What you need to do: Repeat the listing below in full, exactly as it stands.

Dataset listings of figures:
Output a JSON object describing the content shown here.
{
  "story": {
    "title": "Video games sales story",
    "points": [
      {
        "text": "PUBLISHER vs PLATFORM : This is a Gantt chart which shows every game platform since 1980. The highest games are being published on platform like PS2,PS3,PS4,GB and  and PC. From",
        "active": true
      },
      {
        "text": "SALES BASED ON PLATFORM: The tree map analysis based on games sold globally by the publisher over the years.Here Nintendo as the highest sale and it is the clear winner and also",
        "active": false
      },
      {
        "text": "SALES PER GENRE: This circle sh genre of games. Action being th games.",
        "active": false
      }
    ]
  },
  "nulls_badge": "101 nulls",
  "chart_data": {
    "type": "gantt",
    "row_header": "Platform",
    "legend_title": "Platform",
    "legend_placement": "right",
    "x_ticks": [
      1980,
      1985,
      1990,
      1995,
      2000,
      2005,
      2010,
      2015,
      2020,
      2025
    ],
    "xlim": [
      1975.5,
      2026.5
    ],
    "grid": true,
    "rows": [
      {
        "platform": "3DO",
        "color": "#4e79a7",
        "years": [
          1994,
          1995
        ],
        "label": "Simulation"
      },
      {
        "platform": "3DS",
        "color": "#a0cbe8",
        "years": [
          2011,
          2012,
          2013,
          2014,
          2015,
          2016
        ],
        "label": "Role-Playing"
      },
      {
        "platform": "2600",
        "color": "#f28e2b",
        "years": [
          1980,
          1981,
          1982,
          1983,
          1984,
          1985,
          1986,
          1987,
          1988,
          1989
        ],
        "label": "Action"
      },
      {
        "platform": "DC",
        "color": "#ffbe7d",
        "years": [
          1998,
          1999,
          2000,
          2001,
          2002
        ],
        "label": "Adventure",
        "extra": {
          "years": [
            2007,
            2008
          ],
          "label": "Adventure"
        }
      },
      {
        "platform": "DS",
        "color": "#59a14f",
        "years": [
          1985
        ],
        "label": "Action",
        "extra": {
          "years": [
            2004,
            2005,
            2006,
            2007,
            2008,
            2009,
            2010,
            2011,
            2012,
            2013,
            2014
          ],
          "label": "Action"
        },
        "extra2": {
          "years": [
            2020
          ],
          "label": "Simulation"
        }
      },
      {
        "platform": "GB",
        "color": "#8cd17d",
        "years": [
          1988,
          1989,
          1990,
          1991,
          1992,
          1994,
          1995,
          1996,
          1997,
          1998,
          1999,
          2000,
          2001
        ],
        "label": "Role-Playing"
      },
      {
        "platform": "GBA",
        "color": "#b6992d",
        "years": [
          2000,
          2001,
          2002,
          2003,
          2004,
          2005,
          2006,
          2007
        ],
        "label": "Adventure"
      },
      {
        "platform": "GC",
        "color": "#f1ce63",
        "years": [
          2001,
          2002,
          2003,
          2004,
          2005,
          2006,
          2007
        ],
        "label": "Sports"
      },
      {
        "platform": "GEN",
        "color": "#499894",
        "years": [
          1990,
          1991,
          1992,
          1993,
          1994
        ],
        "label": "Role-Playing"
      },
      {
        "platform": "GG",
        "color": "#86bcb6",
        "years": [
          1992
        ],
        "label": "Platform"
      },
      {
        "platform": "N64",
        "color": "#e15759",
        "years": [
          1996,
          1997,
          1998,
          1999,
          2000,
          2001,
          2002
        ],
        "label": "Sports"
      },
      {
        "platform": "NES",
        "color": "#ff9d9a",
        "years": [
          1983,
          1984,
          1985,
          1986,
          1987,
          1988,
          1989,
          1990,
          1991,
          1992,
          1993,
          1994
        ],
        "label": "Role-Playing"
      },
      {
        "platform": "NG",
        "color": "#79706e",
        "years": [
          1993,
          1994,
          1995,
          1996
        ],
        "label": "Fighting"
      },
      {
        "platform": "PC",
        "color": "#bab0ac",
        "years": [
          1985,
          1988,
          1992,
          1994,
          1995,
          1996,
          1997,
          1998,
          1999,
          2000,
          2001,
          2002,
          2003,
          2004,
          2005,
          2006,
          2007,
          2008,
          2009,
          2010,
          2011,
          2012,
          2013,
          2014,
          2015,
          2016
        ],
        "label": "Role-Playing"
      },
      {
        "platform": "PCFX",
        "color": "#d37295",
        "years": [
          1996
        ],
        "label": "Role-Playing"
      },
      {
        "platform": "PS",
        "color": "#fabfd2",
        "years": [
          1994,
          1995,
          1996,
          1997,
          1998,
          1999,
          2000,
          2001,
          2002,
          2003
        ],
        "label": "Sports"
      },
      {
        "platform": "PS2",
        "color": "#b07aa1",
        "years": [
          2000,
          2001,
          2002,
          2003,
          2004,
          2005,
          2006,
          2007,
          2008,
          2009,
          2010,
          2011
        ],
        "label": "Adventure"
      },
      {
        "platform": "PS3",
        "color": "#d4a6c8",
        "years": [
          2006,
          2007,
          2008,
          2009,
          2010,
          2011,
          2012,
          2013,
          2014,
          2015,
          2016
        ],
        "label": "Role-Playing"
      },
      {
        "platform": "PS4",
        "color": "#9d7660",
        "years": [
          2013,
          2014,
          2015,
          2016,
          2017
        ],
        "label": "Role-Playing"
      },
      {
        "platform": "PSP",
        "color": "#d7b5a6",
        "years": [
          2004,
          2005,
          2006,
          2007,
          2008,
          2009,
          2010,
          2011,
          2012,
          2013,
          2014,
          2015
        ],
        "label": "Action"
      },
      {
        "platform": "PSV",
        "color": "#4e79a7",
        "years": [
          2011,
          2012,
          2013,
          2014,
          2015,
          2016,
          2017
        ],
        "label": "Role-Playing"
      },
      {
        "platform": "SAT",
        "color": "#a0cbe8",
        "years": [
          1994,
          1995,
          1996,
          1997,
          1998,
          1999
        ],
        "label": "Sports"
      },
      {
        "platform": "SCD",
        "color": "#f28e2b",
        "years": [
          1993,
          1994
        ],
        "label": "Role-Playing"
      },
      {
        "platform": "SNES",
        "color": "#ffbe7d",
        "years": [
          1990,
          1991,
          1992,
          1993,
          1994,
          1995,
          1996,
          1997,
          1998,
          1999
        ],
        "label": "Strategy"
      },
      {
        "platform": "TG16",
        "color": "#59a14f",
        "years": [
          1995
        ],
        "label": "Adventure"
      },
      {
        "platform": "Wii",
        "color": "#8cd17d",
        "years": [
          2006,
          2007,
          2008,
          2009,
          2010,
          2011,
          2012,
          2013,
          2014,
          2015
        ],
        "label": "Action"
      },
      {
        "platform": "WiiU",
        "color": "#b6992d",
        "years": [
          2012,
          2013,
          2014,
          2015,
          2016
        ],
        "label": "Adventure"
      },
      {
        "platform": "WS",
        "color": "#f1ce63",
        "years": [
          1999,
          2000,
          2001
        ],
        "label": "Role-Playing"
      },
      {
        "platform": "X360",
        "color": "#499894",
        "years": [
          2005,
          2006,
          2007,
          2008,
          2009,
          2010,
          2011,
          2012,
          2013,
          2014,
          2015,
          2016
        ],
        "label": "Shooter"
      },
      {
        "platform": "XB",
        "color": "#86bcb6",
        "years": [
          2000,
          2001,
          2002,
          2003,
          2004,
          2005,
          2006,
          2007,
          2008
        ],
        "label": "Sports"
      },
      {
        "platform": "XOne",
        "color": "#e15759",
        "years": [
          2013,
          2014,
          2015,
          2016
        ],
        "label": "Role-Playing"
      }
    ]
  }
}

Complete output:
Output a JSON object describing the content shown here.
{
  "story": {
    "title": "Video games sales story",
    "points": [
      {
        "text": "PUBLISHER vs PLATFORM : This is a Gantt chart which shows every game platform since 1980. The highest games are being published on platform like PS2,PS3,PS4,GB and  and PC. From",
        "active": true
      },
      {
        "text": "SALES BASED ON PLATFORM: The tree map analysis based on games sold globally by the publisher over the years.Here Nintendo as the highest sale and it is the clear winner and also",
        "active": false
      },
      {
        "text": "SALES PER GENRE: This circle sh genre of games. Action being th games.",
        "active": false
      }
    ]
  },
  "nulls_badge": "101 nulls",
  "chart_data": {
    "type": "gantt",
    "row_header": "Platform",
    "legend_title": "Platform",
    "legend_placement": "right",
    "x_ticks": [
      1980,
      1985,
      1990,
      1995,
      2000,
      2005,
      2010,
      2015,
      2020,
      2025
    ],
    "xlim": [
      1975.5,
      2026.5
    ],
    "grid": true,
    "rows": [
      {
        "platform": "3DO",
        "color": "#4e79a7",
        "years": [
          1994,
          1995
        ],
        "label": "Simulation"
      },
      {
        "platform": "3DS",
        "color": "#a0cbe8",
        "years": [
          2011,
          2012,
          2013,
          2014,
          2015,
          2016
        ],
        "label": "Role-Playing"
      },
      {
        "platform": "2600",
        "color": "#f28e2b",
        "years": [
          1980,
          1981,
          1982,
          1983,
          1984,
          1985,
          1986,
          1987,
          1988,
          1989
        ],
        "label": "Action"
      },
      {
        "platform": "DC",
        "color": "#ffbe7d",
        "years": [
          1998,
          1999,
          2000,
          2001,
          2002
        ],
        "label": "Adventure",
        "extra": {
          "years": [
            2007,
            2008
          ],
          "label": "Adventure"
        }
      },
      {
        "platform": "DS",
        "color": "#59a14f",
        "years": [
          1985
        ],
        "label": "Action",
        "extra": {
          "years": [
            2004,
            2005,
            2006,
            2007,
            2008,
            2009,
            2010,
            2011,
            2012,
            2013,
            2014
          ],
          "label": "Action"
        },
        "extra2": {
          "years": [
            2020
          ],
          "label": "Simulation"
        }
      },
      {
        "platform": "GB",
        "color": "#8cd17d",
        "years": [
          1988,
          1989,
          1990,
          1991,
          1992,
          1994,
          1995,
          1996,
          1997,
          1998,
          1999,
          2000,
          2001
        ],
        "label": "Role-Playing"
      },
      {
        "platform": "GBA",
        "color": "#b6992d",
        "years": [
          2000,
          2001,
          2002,
          2003,
          2004,
          2005,
          2006,
          2007
        ],
        "label": "Adventure"
      },
      {
        "platform": "GC",
        "color": "#f1ce63",
        "years": [
          2001,
          2002,
          2003,
          2004,
          2005,
          2006,
          2007
        ],
        "label": "Sports"
      },
      {
        "platform": "GEN",
        "color": "#499894",
        "years": [
          1990,
          1991,
          1992,
          1993,
          1994
        ],
        "label": "Role-Playing"
      },
      {
        "platform": "GG",
        "color": "#86bcb6",
        "years": [
          1992
        ],
        "label": "Platform"
      },
      {
        "platform": "N64",
        "color": "#e15759",
        "years": [
          1996,
          1997,
          1998,
          1999,
          2000,
          2001,
          2002
        ],
        "label": "Sports"
      },
      {
        "platform": "NES",
        "color": "#ff9d9a",
        "years": [
          1983,
          1984,
          1985,
          1986,
          1987,
          1988,
          1989,
          1990,
          1991,
          1992,
          1993,
          1994
        ],
        "label": "Role-Playing"
      },
      {
        "platform": "NG",
        "color": "#79706e",
        "years": [
          1993,
          1994,
          1995,
          1996
        ],
        "label": "Fighting"
      },
      {
        "platform": "PC",
        "color": "#bab0ac",
        "years": [
          1985,
          1988,
          1992,
          1994,
          1995,
          1996,
          1997,
          1998,
          1999,
          2000,
          2001,
          2002,
          2003,
          2004,
          2005,
          2006,
          2007,
          2008,
          2009,
          2010,
          2011,
          2012,
          2013,
          2014,
          2015,
          2016
        ],
        "label": "Role-Playing"
      },
      {
        "platform": "PCFX",
        "color": "#d37295",
        "years": [
          1996
        ],
        "label": "Role-Playing"
      },
      {
        "platform": "PS",
        "color": "#fabfd2",
        "years": [
          1994,
          1995,
          1996,
          1997,
          1998,
          1999,
          2000,
          2001,
          2002,
          2003
        ],
        "label": "Sports"
      },
      {
        "platform": "PS2",
        "color": "#b07aa1",
        "years": [
          2000,
          2001,
          2002,
          2003,
          2004,
          2005,
          2006,
          2007,
          2008,
          2009,
          2010,
          2011
        ],
        "label": "Adventure"
      },
      {
        "platform": "PS3",
        "color": "#d4a6c8",
        "years": [
          2006,
          2007,
          2008,
          2009,
          2010,
          2011,
          2012,
          2013,
          2014,
          2015,
          2016
        ],
        "label": "Role-Playing"
      },
      {
        "platform": "PS4",
        "color": "#9d7660",
        "years": [
          2013,
          2014,
          2015,
          2016,
          2017
        ],
        "label": "Role-Playing"
      },
      {
        "platform": "PSP",
        "color": "#d7b5a6",
        "years": [
          2004,
          2005,
          2006,
          2007,
          2008,
          2009,
          2010,
          2011,
          2012,
          2013,
          2014,
          2015
        ],
        "label": "Action"
      },
      {
        "platform": "PSV",
        "color": "#4e79a7",
        "years": [
          2011,
          2012,
          2013,
          2014,
          2015,
          2016,
          2017
        ],
        "label": "Role-Playing"
      },
      {
        "platform": "SAT",
        "color": "#a0cbe8",
        "years": [
          1994,
          1995,
          1996,
          1997,
          1998,
          1999
        ],
        "label": "Sports"
      },
      {
        "platform": "SCD",
        "color": "#f28e2b",
        "years": [
          1993,
          1994
        ],
        "label": "Role-Playing"
      },
      {
        "platform": "SNES",
        "color": "#ffbe7d",
        "years": [
          1990,
          1991,
          1992,
          1993,
          1994,
          1995,
          1996,
          1997,
          1998,
          1999
        ],
        "label": "Strategy"
      },
      {
        "platform": "TG16",
        "color": "#59a14f",
        "years": [
          1995
        ],
        "label": "Adventure"
      },
      {
        "platform": "Wii",
        "color": "#8cd17d",
        "years": [
          2006,
          2007,
          2008,
          2009,
          2010,
          2011,
          2012,
          2013,
          2014,
          2015
        ],
        "label": "Action"
      },
      {
        "platform": "WiiU",
        "color": "#b6992d",
        "years": [
          2012,
          2013,
          2014,
          2015,
          2016
        ],
        "label": "Adventure"
      },
      {
        "platform": "WS",
        "color": "#f1ce63",
        "years": [
          1999,
          2000,
          2001
        ],
        "label": "Role-Playing"
      },
      {
        "platform": "X360",
        "color": "#499894",
        "years": [
          2005,
          2006,
          2007,
          2008,
          2009,
          2010,
          2011,
          2012,
          2013,
          2014,
          2015,
          2016
        ],
        "label": "Shooter"
      },
      {
        "platform": "XB",
        "color": "#86bcb6",
        "years": [
          2000,
          2001,
          2002,
          2003,
          2004,
          2005,
          2006,
          2007,
          2008
        ],
        "label": "Sports"
      },
      {
        "platform": "XOne",
        "color": "#e15759",
        "years": [
          2013,
          2014,
          2015,
          2016
        ],
        "label": "Role-Playing"
      }
    ]
  }
}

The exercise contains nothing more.